Dataset entries:
* * *

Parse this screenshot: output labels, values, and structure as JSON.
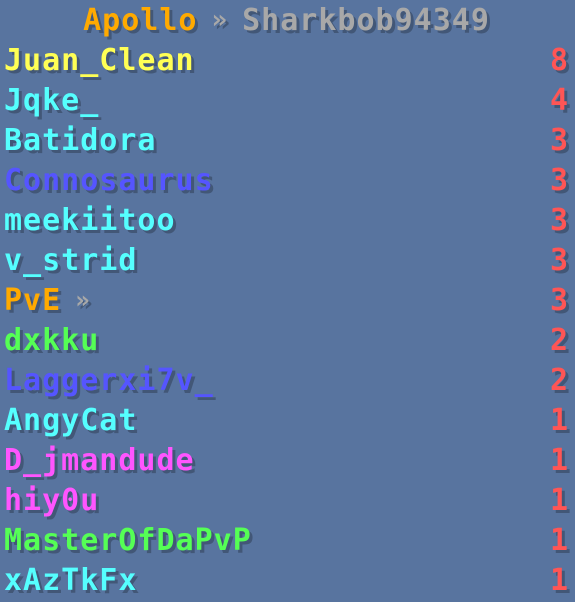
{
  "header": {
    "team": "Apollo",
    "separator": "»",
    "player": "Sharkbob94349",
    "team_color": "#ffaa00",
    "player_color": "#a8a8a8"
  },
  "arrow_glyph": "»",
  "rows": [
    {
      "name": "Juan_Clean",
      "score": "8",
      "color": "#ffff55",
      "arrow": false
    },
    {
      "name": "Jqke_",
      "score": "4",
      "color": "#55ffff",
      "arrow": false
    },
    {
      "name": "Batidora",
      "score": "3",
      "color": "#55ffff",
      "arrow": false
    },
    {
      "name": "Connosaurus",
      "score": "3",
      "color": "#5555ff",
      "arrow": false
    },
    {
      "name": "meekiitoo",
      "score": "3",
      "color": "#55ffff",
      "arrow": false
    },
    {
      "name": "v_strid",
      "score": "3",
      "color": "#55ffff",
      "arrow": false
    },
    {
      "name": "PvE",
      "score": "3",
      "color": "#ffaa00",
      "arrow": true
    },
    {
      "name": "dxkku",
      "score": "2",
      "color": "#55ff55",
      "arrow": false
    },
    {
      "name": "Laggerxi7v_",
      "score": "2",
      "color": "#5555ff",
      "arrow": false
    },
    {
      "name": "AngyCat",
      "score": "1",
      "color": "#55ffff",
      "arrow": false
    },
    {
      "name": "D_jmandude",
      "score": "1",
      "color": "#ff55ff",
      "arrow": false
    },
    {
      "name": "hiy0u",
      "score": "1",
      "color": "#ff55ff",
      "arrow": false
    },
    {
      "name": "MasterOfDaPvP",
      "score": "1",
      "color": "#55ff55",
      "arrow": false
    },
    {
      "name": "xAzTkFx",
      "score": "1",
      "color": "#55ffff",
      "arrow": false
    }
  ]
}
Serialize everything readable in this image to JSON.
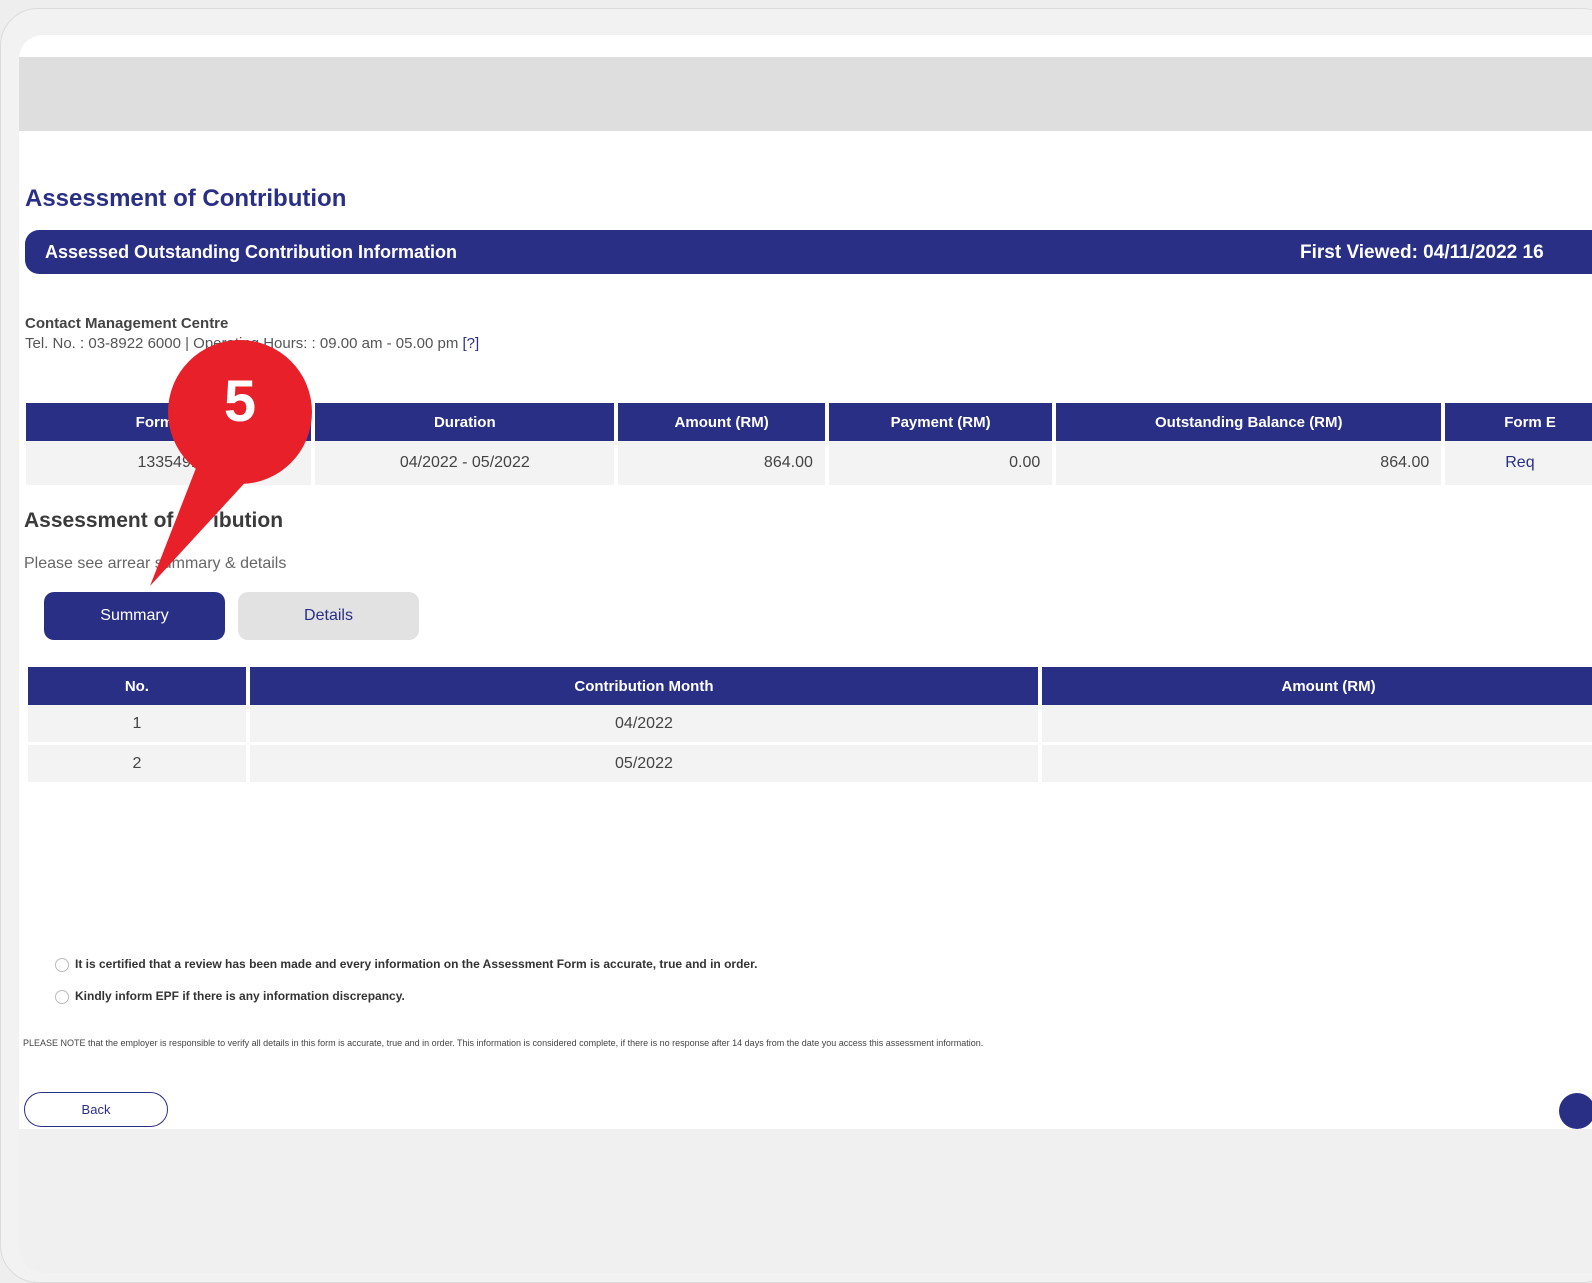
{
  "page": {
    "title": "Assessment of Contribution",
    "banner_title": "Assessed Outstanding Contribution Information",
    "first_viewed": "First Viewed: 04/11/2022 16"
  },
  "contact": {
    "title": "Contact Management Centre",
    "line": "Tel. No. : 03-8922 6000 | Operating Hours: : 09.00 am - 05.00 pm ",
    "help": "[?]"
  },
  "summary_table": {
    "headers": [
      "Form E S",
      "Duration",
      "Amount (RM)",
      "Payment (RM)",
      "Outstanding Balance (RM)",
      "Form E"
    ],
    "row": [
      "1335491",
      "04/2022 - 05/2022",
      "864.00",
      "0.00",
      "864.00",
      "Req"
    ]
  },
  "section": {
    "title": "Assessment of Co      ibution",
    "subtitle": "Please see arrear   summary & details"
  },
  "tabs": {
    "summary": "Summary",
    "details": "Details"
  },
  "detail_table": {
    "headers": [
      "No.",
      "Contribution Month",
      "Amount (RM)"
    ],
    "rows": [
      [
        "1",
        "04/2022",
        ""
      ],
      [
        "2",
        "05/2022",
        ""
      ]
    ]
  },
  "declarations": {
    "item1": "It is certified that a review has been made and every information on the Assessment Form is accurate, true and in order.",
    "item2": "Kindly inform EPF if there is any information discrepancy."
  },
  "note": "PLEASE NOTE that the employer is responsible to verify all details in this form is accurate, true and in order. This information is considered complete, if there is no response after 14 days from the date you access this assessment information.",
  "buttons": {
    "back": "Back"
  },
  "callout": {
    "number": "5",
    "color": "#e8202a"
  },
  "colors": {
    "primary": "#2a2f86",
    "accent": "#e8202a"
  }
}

* * *

Your task is to output exactly the lines from the line containing "Serialize everything readable" through the last line, inclusive, leaving every picture out.

▶ **Task response**
Serialize everything readable in this image to JSON.
{
  "page": {
    "title": "Assessment of Contribution",
    "banner_title": "Assessed Outstanding Contribution Information",
    "first_viewed": "First Viewed: 04/11/2022 16"
  },
  "contact": {
    "title": "Contact Management Centre",
    "line": "Tel. No. : 03-8922 6000 | Operating Hours: : 09.00 am - 05.00 pm ",
    "help": "[?]"
  },
  "summary_table": {
    "headers": [
      "Form E S",
      "Duration",
      "Amount (RM)",
      "Payment (RM)",
      "Outstanding Balance (RM)",
      "Form E"
    ],
    "row": [
      "1335491",
      "04/2022 - 05/2022",
      "864.00",
      "0.00",
      "864.00",
      "Req"
    ]
  },
  "section": {
    "title": "Assessment of Co      ibution",
    "subtitle": "Please see arrear   summary & details"
  },
  "tabs": {
    "summary": "Summary",
    "details": "Details"
  },
  "detail_table": {
    "headers": [
      "No.",
      "Contribution Month",
      "Amount (RM)"
    ],
    "rows": [
      [
        "1",
        "04/2022",
        ""
      ],
      [
        "2",
        "05/2022",
        ""
      ]
    ]
  },
  "declarations": {
    "item1": "It is certified that a review has been made and every information on the Assessment Form is accurate, true and in order.",
    "item2": "Kindly inform EPF if there is any information discrepancy."
  },
  "note": "PLEASE NOTE that the employer is responsible to verify all details in this form is accurate, true and in order. This information is considered complete, if there is no response after 14 days from the date you access this assessment information.",
  "buttons": {
    "back": "Back"
  },
  "callout": {
    "number": "5",
    "color": "#e8202a"
  },
  "colors": {
    "primary": "#2a2f86",
    "accent": "#e8202a"
  }
}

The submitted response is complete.